[Figure data in JSON]
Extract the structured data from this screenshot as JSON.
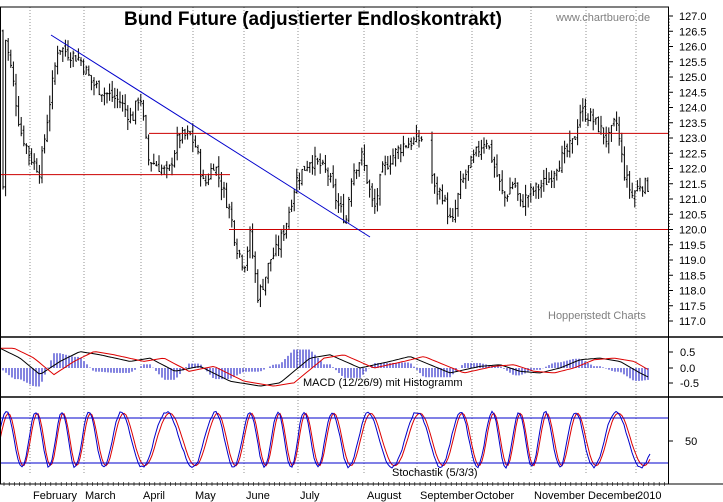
{
  "chart_data": [
    {
      "type": "candlestick",
      "title": "Bund Future (adjustierter Endloskontrakt)",
      "watermark_top": "www.chartbuero.de",
      "watermark_bottom": "Hoppenstedt Charts",
      "ylim": [
        117.0,
        127.0
      ],
      "y_ticks": [
        "127.0",
        "126.5",
        "126.0",
        "125.5",
        "125.0",
        "124.5",
        "124.0",
        "123.5",
        "123.0",
        "122.5",
        "122.0",
        "121.5",
        "121.0",
        "120.5",
        "120.0",
        "119.5",
        "119.0",
        "118.5",
        "118.0",
        "117.5",
        "117.0"
      ],
      "x_labels": [
        "February",
        "March",
        "April",
        "May",
        "June",
        "July",
        "August",
        "September",
        "October",
        "November",
        "December",
        "2010"
      ],
      "horizontal_lines": [
        {
          "value": 121.8,
          "from": "January",
          "to": "April"
        },
        {
          "value": 123.15,
          "from": "April",
          "to": "December"
        },
        {
          "value": 120.0,
          "from": "May",
          "to": "December"
        }
      ],
      "trendline": {
        "from_month": "January",
        "from_value": 126.4,
        "to_month": "August",
        "to_value": 119.75
      },
      "colors": {
        "candles": "#000000",
        "support_resistance": "#cc0000",
        "trendline": "#0000cc",
        "grid": "#808080"
      },
      "grid": true
    },
    {
      "type": "line",
      "title": "MACD (12/26/9) mit Histogramm",
      "y_ticks": [
        "0.5",
        "0.0",
        "-0.5"
      ],
      "series": [],
      "colors": {
        "macd": "#000000",
        "signal": "#dd0000",
        "histogram": "#3333cc"
      }
    },
    {
      "type": "line",
      "title": "Stochastik (5/3/3)",
      "y_ticks": [
        "50"
      ],
      "reference_lines": [
        80,
        20
      ],
      "colors": {
        "k": "#0000cc",
        "d": "#dd0000"
      }
    }
  ]
}
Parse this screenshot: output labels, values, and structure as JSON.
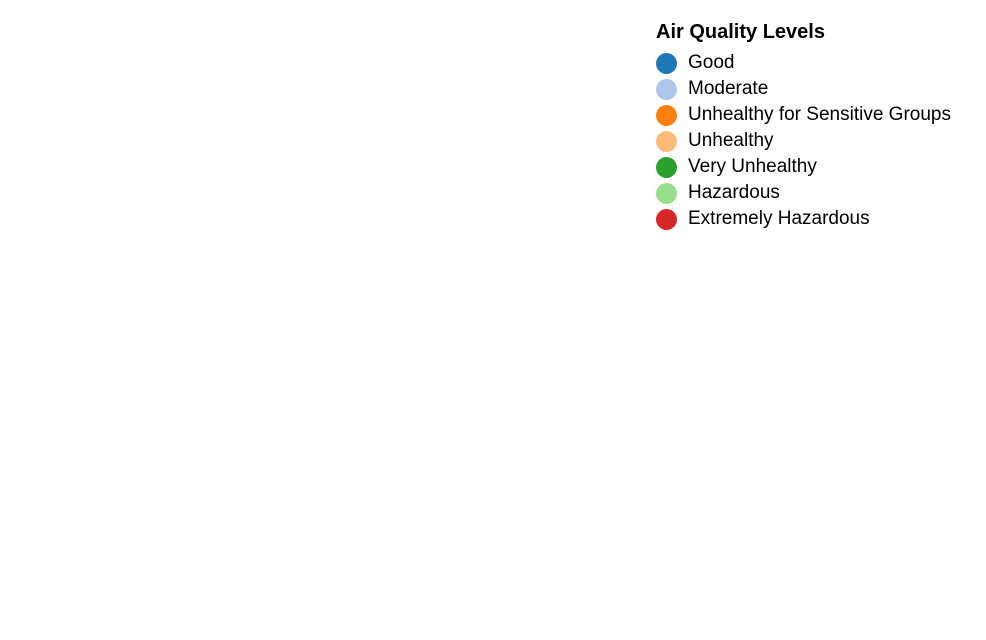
{
  "chart_data": {
    "type": "pie",
    "categories": [],
    "values": [],
    "legend": {
      "title": "Air Quality Levels",
      "placement": "top-right",
      "entries": [
        {
          "label": "Good",
          "color": "#1f77b4"
        },
        {
          "label": "Moderate",
          "color": "#aec7e8"
        },
        {
          "label": "Unhealthy for Sensitive Groups",
          "color": "#ff7f0e"
        },
        {
          "label": "Unhealthy",
          "color": "#ffbb78"
        },
        {
          "label": "Very Unhealthy",
          "color": "#2ca02c"
        },
        {
          "label": "Hazardous",
          "color": "#98df8a"
        },
        {
          "label": "Extremely Hazardous",
          "color": "#d62728"
        }
      ]
    }
  }
}
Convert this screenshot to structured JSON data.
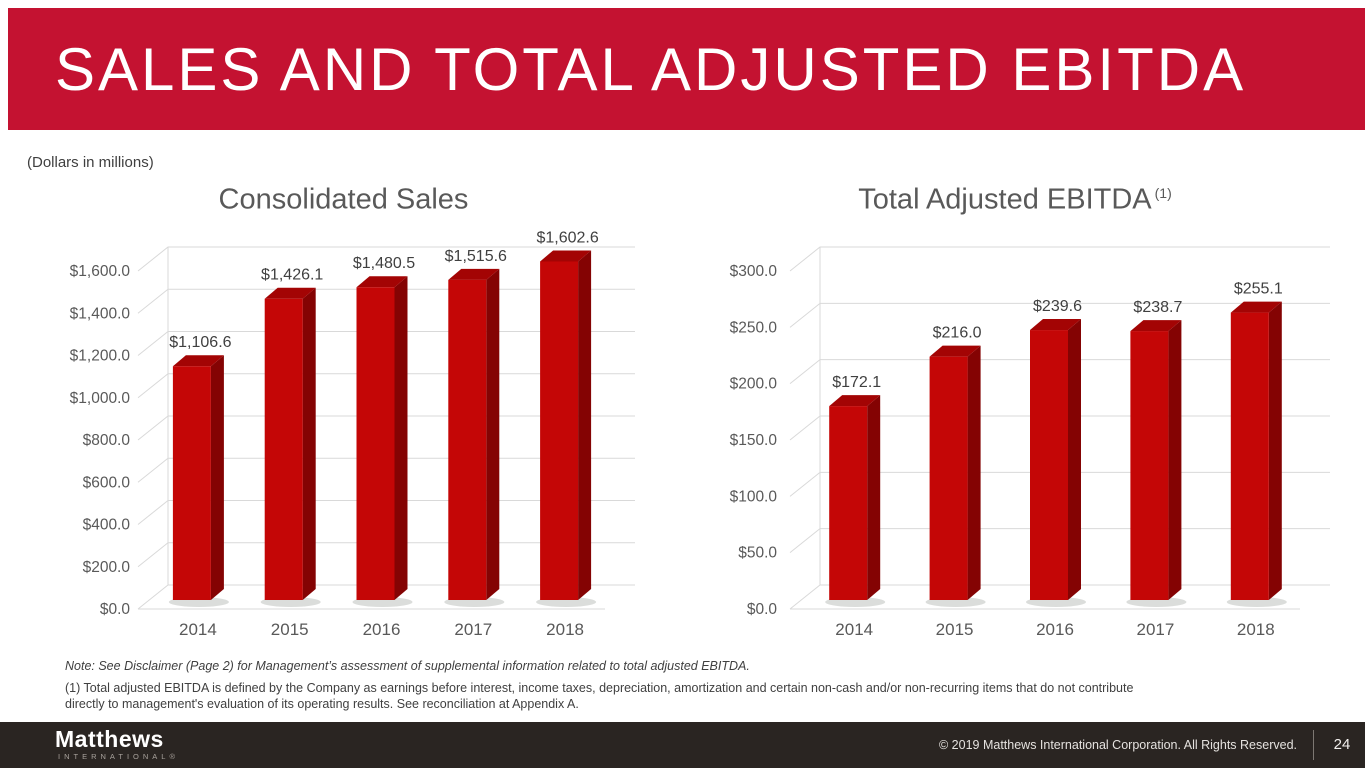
{
  "header": {
    "title": "SALES AND TOTAL ADJUSTED EBITDA",
    "background_color": "#C41231"
  },
  "units_note": "(Dollars in millions)",
  "chart_data": [
    {
      "type": "bar",
      "title": "Consolidated Sales",
      "title_superscript": "",
      "categories": [
        "2014",
        "2015",
        "2016",
        "2017",
        "2018"
      ],
      "values": [
        1106.6,
        1426.1,
        1480.5,
        1515.6,
        1602.6
      ],
      "data_labels": [
        "$1,106.6",
        "$1,426.1",
        "$1,480.5",
        "$1,515.6",
        "$1,602.6"
      ],
      "ylim": [
        0,
        1600
      ],
      "y_step": 200,
      "tick_labels": [
        "$0.0",
        "$200.0",
        "$400.0",
        "$600.0",
        "$800.0",
        "$1,000.0",
        "$1,200.0",
        "$1,400.0",
        "$1,600.0"
      ],
      "grid": true,
      "legend": "none",
      "style": "3d-column",
      "colors": {
        "front": "#C40606",
        "top": "#A30404",
        "side": "#840303",
        "gridline": "#D9D9D9"
      }
    },
    {
      "type": "bar",
      "title": "Total Adjusted EBITDA",
      "title_superscript": "(1)",
      "categories": [
        "2014",
        "2015",
        "2016",
        "2017",
        "2018"
      ],
      "values": [
        172.1,
        216.0,
        239.6,
        238.7,
        255.1
      ],
      "data_labels": [
        "$172.1",
        "$216.0",
        "$239.6",
        "$238.7",
        "$255.1"
      ],
      "ylim": [
        0,
        300
      ],
      "y_step": 50,
      "tick_labels": [
        "$0.0",
        "$50.0",
        "$100.0",
        "$150.0",
        "$200.0",
        "$250.0",
        "$300.0"
      ],
      "grid": true,
      "legend": "none",
      "style": "3d-column",
      "colors": {
        "front": "#C40606",
        "top": "#A30404",
        "side": "#840303",
        "gridline": "#D9D9D9"
      }
    }
  ],
  "notes": {
    "disclaimer": "Note: See Disclaimer (Page 2) for Management’s assessment of supplemental information related to total adjusted EBITDA.",
    "footnote_line1": "(1) Total adjusted EBITDA is defined by the Company as earnings before interest, income taxes, depreciation, amortization and certain non-cash and/or non-recurring items that do not contribute",
    "footnote_line2": "directly to management's evaluation of its operating results. See reconciliation at Appendix A."
  },
  "footer": {
    "background_color": "#2A2522",
    "logo_primary": "Matthews",
    "logo_secondary": "INTERNATIONAL®",
    "copyright": "© 2019 Matthews International Corporation. All Rights Reserved.",
    "page_number": "24"
  }
}
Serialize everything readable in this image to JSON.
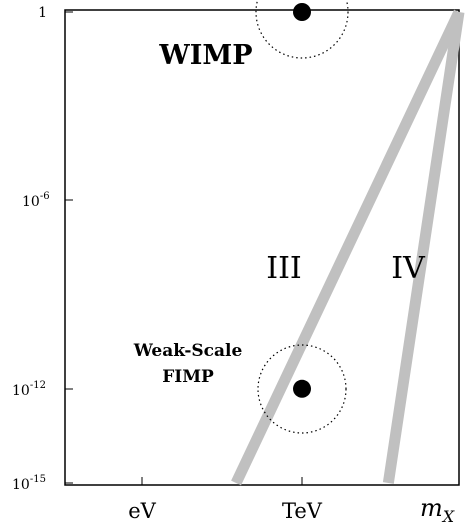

INSTRUCTION:
Consider the entries above and return each line with the string "this".

TASK SOLUTION:
Extract the structured data from this screenshot as JSON.
Parse this screenshot: output labels, values, and structure as JSON.
Convert this screenshot to structured JSON data.
Serialize everything readable in this image to JSON.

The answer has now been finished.